[[ TASK DATA, beginning ]]
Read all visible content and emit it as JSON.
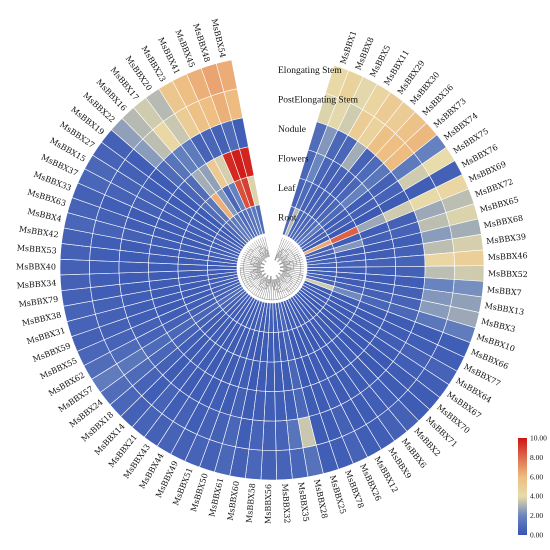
{
  "chart_data": {
    "type": "heatmap",
    "layout": "circular",
    "tissues": [
      "Elongating Stem",
      "PostElongating Stem",
      "Nodule",
      "Flowers",
      "Leaf",
      "Root"
    ],
    "genes": [
      "MsBBX1",
      "MsBBX8",
      "MsBBX5",
      "MsBBX11",
      "MsBBX29",
      "MsBBX30",
      "MsBBX36",
      "MsBBX73",
      "MsBBX74",
      "MsBBX75",
      "MsBBX76",
      "MsBBX69",
      "MsBBX72",
      "MsBBX65",
      "MsBBX68",
      "MsBBX39",
      "MsBBX46",
      "MsBBX52",
      "MsBBX7",
      "MsBBX13",
      "MsBBX3",
      "MsBBX10",
      "MsBBX66",
      "MsBBX77",
      "MsBBX64",
      "MsBBX67",
      "MsBBX70",
      "MsBBX71",
      "MsBBX2",
      "MsBBX6",
      "MsBBX9",
      "MsBBX12",
      "MsBBX26",
      "MsBBX78",
      "MsBBX25",
      "MsBBX28",
      "MsBBX35",
      "MsBBX32",
      "MsBBX56",
      "MsBBX58",
      "MsBBX60",
      "MsBBX61",
      "MsBBX50",
      "MsBBX51",
      "MsBBX49",
      "MsBBX44",
      "MsBBX43",
      "MsBBX21",
      "MsBBX14",
      "MsBBX18",
      "MsBBX24",
      "MsBBX57",
      "MsBBX62",
      "MsBBX55",
      "MsBBX59",
      "MsBBX31",
      "MsBBX38",
      "MsBBX79",
      "MsBBX34",
      "MsBBX40",
      "MsBBX53",
      "MsBBX42",
      "MsBBX4",
      "MsBBX63",
      "MsBBX33",
      "MsBBX37",
      "MsBBX15",
      "MsBBX27",
      "MsBBX19",
      "MsBBX22",
      "MsBBX16",
      "MsBBX17",
      "MsBBX20",
      "MsBBX23",
      "MsBBX41",
      "MsBBX45",
      "MsBBX48",
      "MsBBX54"
    ],
    "values": [
      [
        4.2,
        4.6,
        3.9,
        4.5,
        5.1,
        5.0,
        5.6,
        6.1,
        1.8,
        4.0,
        0.5,
        4.4,
        3.3,
        3.8,
        2.9,
        3.7,
        4.8,
        3.6,
        2.2,
        2.6,
        2.8,
        1.6,
        0.4,
        0.4,
        0.6,
        0.4,
        0.3,
        0.3,
        0.5,
        0.5,
        0.4,
        0.4,
        0.6,
        0.4,
        0.4,
        1.2,
        0.7,
        0.6,
        0.5,
        0.7,
        0.5,
        0.8,
        0.5,
        0.6,
        0.5,
        0.6,
        0.5,
        0.6,
        0.5,
        0.7,
        1.0,
        1.6,
        1.0,
        0.7,
        0.5,
        0.6,
        0.6,
        0.5,
        0.5,
        0.5,
        0.5,
        0.5,
        0.7,
        0.6,
        0.5,
        0.7,
        0.8,
        0.6,
        0.5,
        2.6,
        3.2,
        3.6,
        3.2,
        5.4,
        5.8,
        6.3,
        6.6,
        6.4
      ],
      [
        3.8,
        3.9,
        3.6,
        5.0,
        4.6,
        5.7,
        5.9,
        6.0,
        1.5,
        3.6,
        0.4,
        4.1,
        2.8,
        3.3,
        2.5,
        3.3,
        4.4,
        3.3,
        1.9,
        2.4,
        2.5,
        1.4,
        0.3,
        0.4,
        0.5,
        0.4,
        0.3,
        0.3,
        0.4,
        0.4,
        0.3,
        0.3,
        0.5,
        0.3,
        0.3,
        3.5,
        1.3,
        0.6,
        0.5,
        0.6,
        0.4,
        0.7,
        0.5,
        0.5,
        0.4,
        0.5,
        0.4,
        0.6,
        0.4,
        0.6,
        0.9,
        1.4,
        0.9,
        0.6,
        0.5,
        0.5,
        0.5,
        0.4,
        0.4,
        0.4,
        0.4,
        0.4,
        0.6,
        0.5,
        0.4,
        0.6,
        0.6,
        0.5,
        0.4,
        2.5,
        3.3,
        4.3,
        3.5,
        5.0,
        5.7,
        5.9,
        6.3,
        6.0
      ],
      [
        1.0,
        2.4,
        0.8,
        0.7,
        2.9,
        0.6,
        0.9,
        1.4,
        0.5,
        0.6,
        0.3,
        3.6,
        0.5,
        0.6,
        0.4,
        0.5,
        0.6,
        0.5,
        0.4,
        0.5,
        0.6,
        0.8,
        0.3,
        0.3,
        0.4,
        0.3,
        0.2,
        0.2,
        0.3,
        0.3,
        0.3,
        0.3,
        0.4,
        0.3,
        0.3,
        0.8,
        0.4,
        0.4,
        0.4,
        0.4,
        0.3,
        0.5,
        0.3,
        0.4,
        0.3,
        0.4,
        0.3,
        0.4,
        0.3,
        0.5,
        0.7,
        0.9,
        0.6,
        0.5,
        0.4,
        0.4,
        0.4,
        0.3,
        0.3,
        0.3,
        0.3,
        0.3,
        0.5,
        0.4,
        0.3,
        0.5,
        0.5,
        0.4,
        0.3,
        0.9,
        1.3,
        1.7,
        1.5,
        0.6,
        0.7,
        0.5,
        0.9,
        0.4
      ],
      [
        0.8,
        2.0,
        0.7,
        0.5,
        0.6,
        0.5,
        0.7,
        1.8,
        0.4,
        0.5,
        0.2,
        2.8,
        0.4,
        0.5,
        0.3,
        0.4,
        0.5,
        0.4,
        0.3,
        0.4,
        0.5,
        0.7,
        0.3,
        0.3,
        0.3,
        0.2,
        0.2,
        0.2,
        0.3,
        0.3,
        0.2,
        0.2,
        0.3,
        0.2,
        0.2,
        0.7,
        0.3,
        0.3,
        0.3,
        0.3,
        0.2,
        0.4,
        0.3,
        0.3,
        0.3,
        0.3,
        0.3,
        0.4,
        0.3,
        0.4,
        0.6,
        0.8,
        0.5,
        0.4,
        0.3,
        0.3,
        0.3,
        0.3,
        0.3,
        0.3,
        0.3,
        0.3,
        0.4,
        0.3,
        0.3,
        0.4,
        0.4,
        0.3,
        0.3,
        0.7,
        1.0,
        2.9,
        2.6,
        5.2,
        3.7,
        9.5,
        9.8,
        9.6
      ],
      [
        0.6,
        0.9,
        0.6,
        0.5,
        0.6,
        0.5,
        0.8,
        0.9,
        0.4,
        0.5,
        0.2,
        8.2,
        0.4,
        2.4,
        0.3,
        0.4,
        0.5,
        0.4,
        0.3,
        0.4,
        0.6,
        2.1,
        0.3,
        0.3,
        0.3,
        0.2,
        0.2,
        0.2,
        0.3,
        0.3,
        0.2,
        0.2,
        0.3,
        0.2,
        0.2,
        0.6,
        0.3,
        0.3,
        0.3,
        0.3,
        0.2,
        0.3,
        0.3,
        0.3,
        0.3,
        0.3,
        0.3,
        0.4,
        0.3,
        0.4,
        0.5,
        0.7,
        0.5,
        0.4,
        0.3,
        0.3,
        0.3,
        0.3,
        0.3,
        0.3,
        0.3,
        0.3,
        0.4,
        0.3,
        0.3,
        0.4,
        0.4,
        0.3,
        0.3,
        1.0,
        1.4,
        6.3,
        2.4,
        0.8,
        1.8,
        8.6,
        9.0,
        3.8
      ],
      [
        0.9,
        3.2,
        0.8,
        0.7,
        0.8,
        0.7,
        1.0,
        1.6,
        0.5,
        0.6,
        0.3,
        6.5,
        0.5,
        0.6,
        0.4,
        0.5,
        0.6,
        0.5,
        0.4,
        0.5,
        0.6,
        3.6,
        0.3,
        0.3,
        0.4,
        0.3,
        0.2,
        0.2,
        0.3,
        0.3,
        0.3,
        0.3,
        0.4,
        0.3,
        0.3,
        0.8,
        0.4,
        0.4,
        0.4,
        0.4,
        0.3,
        0.5,
        0.3,
        0.4,
        0.3,
        0.4,
        0.3,
        0.4,
        0.3,
        0.5,
        0.7,
        0.9,
        0.6,
        0.5,
        0.4,
        0.4,
        0.4,
        0.3,
        0.3,
        0.3,
        0.3,
        0.3,
        0.5,
        0.4,
        0.3,
        0.5,
        0.5,
        0.4,
        0.3,
        0.8,
        1.2,
        1.6,
        1.4,
        0.9,
        1.1,
        1.3,
        1.5,
        1.0
      ]
    ],
    "colorbar": {
      "min": 0,
      "max": 10,
      "ticks": [
        "0.00",
        "2.00",
        "4.00",
        "6.00",
        "8.00",
        "10.00"
      ],
      "colors": [
        "#3754b3",
        "#6a86c0",
        "#e8dcaa",
        "#eebc80",
        "#dd6b4d",
        "#cf1414"
      ]
    }
  }
}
[[ TASK DATA, end ]]
EXERCISE INSTRUCTIONS
Work out how many lines in the records above hold the string "Stem", then give only that count.

SOLUTION FOR THIS TASK
2